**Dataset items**
┄┄┄┄┄┄┄┄┄┄┄┄┄┄┄┄┄┄┄┄

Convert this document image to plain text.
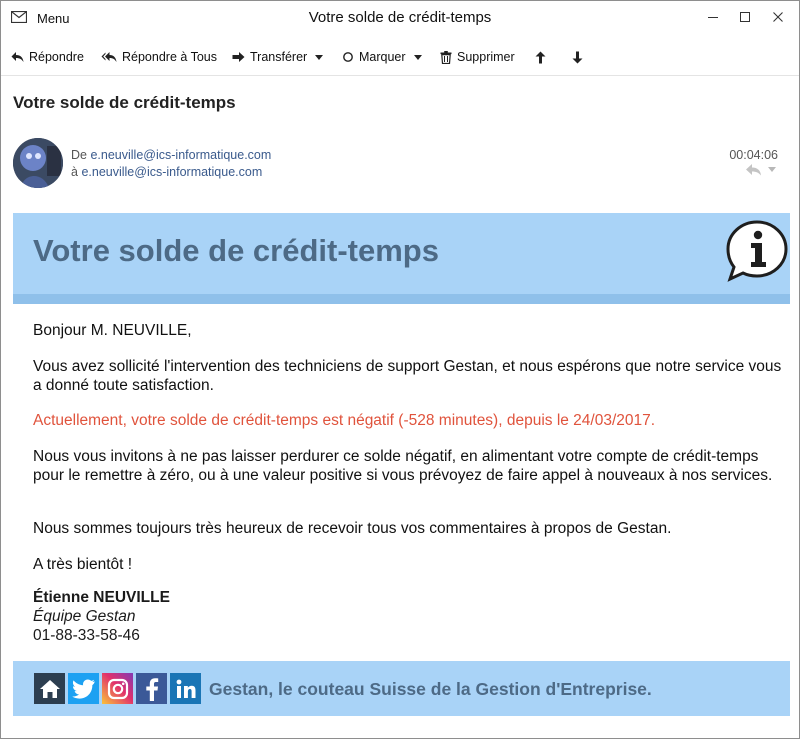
Menu	Votre solde de crédit-temps
Répondre	Répondre à Tous	Transférer	Marquer	Supprimer
Votre solde de crédit-temps
De e.neuville@ics-informatique.com
à e.neuville@ics-informatique.com
00:04:06
Votre solde de crédit-temps
Bonjour M. NEUVILLE,
Vous avez sollicité l'intervention des techniciens de support Gestan, et nous espérons que notre service vous a donné toute satisfaction.
Actuellement, votre solde de crédit-temps est négatif (-528 minutes), depuis le 24/03/2017.
Nous vous invitons à ne pas laisser perdurer ce solde négatif, en alimentant votre compte de crédit-temps pour le remettre à zéro, ou à une valeur positive si vous prévoyez de faire appel à nouveaux à nos services.
Nous sommes toujours très heureux de recevoir tous vos commentaires à propos de Gestan.
A très bientôt !
Étienne NEUVILLE
Équipe Gestan
01-88-33-58-46
Gestan, le couteau Suisse de la Gestion d'Entreprise.
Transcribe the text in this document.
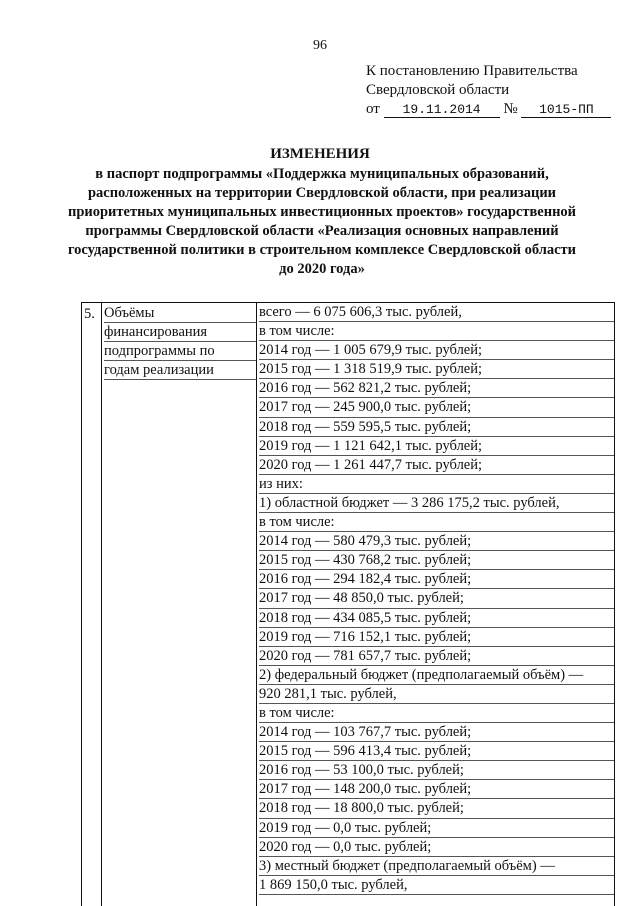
96
К постановлению Правительства
Свердловской области
от 19.11.2014 № 1015-ПП
ИЗМЕНЕНИЯ
в паспорт подпрограммы «Поддержка муниципальных образований, расположенных на территории Свердловской области, при реализации приоритетных муниципальных инвестиционных проектов» государственной программы Свердловской области «Реализация основных направлений государственной политики в строительном комплексе Свердловской области до 2020 года»
5. Объёмы
финансирования
подпрограммы по
годам реализации
всего — 6 075 606,3 тыс. рублей,
в том числе:
2014 год — 1 005 679,9 тыс. рублей;
2015 год — 1 318 519,9 тыс. рублей;
2016 год — 562 821,2 тыс. рублей;
2017 год — 245 900,0 тыс. рублей;
2018 год — 559 595,5 тыс. рублей;
2019 год — 1 121 642,1 тыс. рублей;
2020 год — 1 261 447,7 тыс. рублей;
из них:
1) областной бюджет — 3 286 175,2 тыс. рублей,
в том числе:
2014 год — 580 479,3 тыс. рублей;
2015 год — 430 768,2 тыс. рублей;
2016 год — 294 182,4 тыс. рублей;
2017 год — 48 850,0 тыс. рублей;
2018 год — 434 085,5 тыс. рублей;
2019 год — 716 152,1 тыс. рублей;
2020 год — 781 657,7 тыс. рублей;
2) федеральный бюджет (предполагаемый объём) —
920 281,1 тыс. рублей,
в том числе:
2014 год — 103 767,7 тыс. рублей;
2015 год — 596 413,4 тыс. рублей;
2016 год — 53 100,0 тыс. рублей;
2017 год — 148 200,0 тыс. рублей;
2018 год — 18 800,0 тыс. рублей;
2019 год — 0,0 тыс. рублей;
2020 год — 0,0 тыс. рублей;
3) местный бюджет (предполагаемый объём) —
1 869 150,0 тыс. рублей,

┄┄┄┄┄┄┄┄┄┄┄┄┄┄┄┄┄┄┄┄

**Work instructions**
Reproduce the material above in full and without alteration, but skip all pictures.

**Output**
Convert this document image to plain text.
Menu	Votre solde de crédit-temps
Répondre	Répondre à Tous	Transférer	Marquer	Supprimer
Votre solde de crédit-temps
De e.neuville@ics-informatique.com
à e.neuville@ics-informatique.com
00:04:06
Votre solde de crédit-temps
Bonjour M. NEUVILLE,
Vous avez sollicité l'intervention des techniciens de support Gestan, et nous espérons que notre service vous a donné toute satisfaction.
Actuellement, votre solde de crédit-temps est négatif (-528 minutes), depuis le 24/03/2017.
Nous vous invitons à ne pas laisser perdurer ce solde négatif, en alimentant votre compte de crédit-temps pour le remettre à zéro, ou à une valeur positive si vous prévoyez de faire appel à nouveaux à nos services.
Nous sommes toujours très heureux de recevoir tous vos commentaires à propos de Gestan.
A très bientôt !
Étienne NEUVILLE
Équipe Gestan
01-88-33-58-46
Gestan, le couteau Suisse de la Gestion d'Entreprise.
Transcribe the text in this document.
96
К постановлению Правительства
Свердловской области
от 19.11.2014 № 1015-ПП
ИЗМЕНЕНИЯ
в паспорт подпрограммы «Поддержка муниципальных образований, расположенных на территории Свердловской области, при реализации приоритетных муниципальных инвестиционных проектов» государственной программы Свердловской области «Реализация основных направлений государственной политики в строительном комплексе Свердловской области до 2020 года»
5. Объёмы
финансирования
подпрограммы по
годам реализации
всего — 6 075 606,3 тыс. рублей,
в том числе:
2014 год — 1 005 679,9 тыс. рублей;
2015 год — 1 318 519,9 тыс. рублей;
2016 год — 562 821,2 тыс. рублей;
2017 год — 245 900,0 тыс. рублей;
2018 год — 559 595,5 тыс. рублей;
2019 год — 1 121 642,1 тыс. рублей;
2020 год — 1 261 447,7 тыс. рублей;
из них:
1) областной бюджет — 3 286 175,2 тыс. рублей,
в том числе:
2014 год — 580 479,3 тыс. рублей;
2015 год — 430 768,2 тыс. рублей;
2016 год — 294 182,4 тыс. рублей;
2017 год — 48 850,0 тыс. рублей;
2018 год — 434 085,5 тыс. рублей;
2019 год — 716 152,1 тыс. рублей;
2020 год — 781 657,7 тыс. рублей;
2) федеральный бюджет (предполагаемый объём) —
920 281,1 тыс. рублей,
в том числе:
2014 год — 103 767,7 тыс. рублей;
2015 год — 596 413,4 тыс. рублей;
2016 год — 53 100,0 тыс. рублей;
2017 год — 148 200,0 тыс. рублей;
2018 год — 18 800,0 тыс. рублей;
2019 год — 0,0 тыс. рублей;
2020 год — 0,0 тыс. рублей;
3) местный бюджет (предполагаемый объём) —
1 869 150,0 тыс. рублей,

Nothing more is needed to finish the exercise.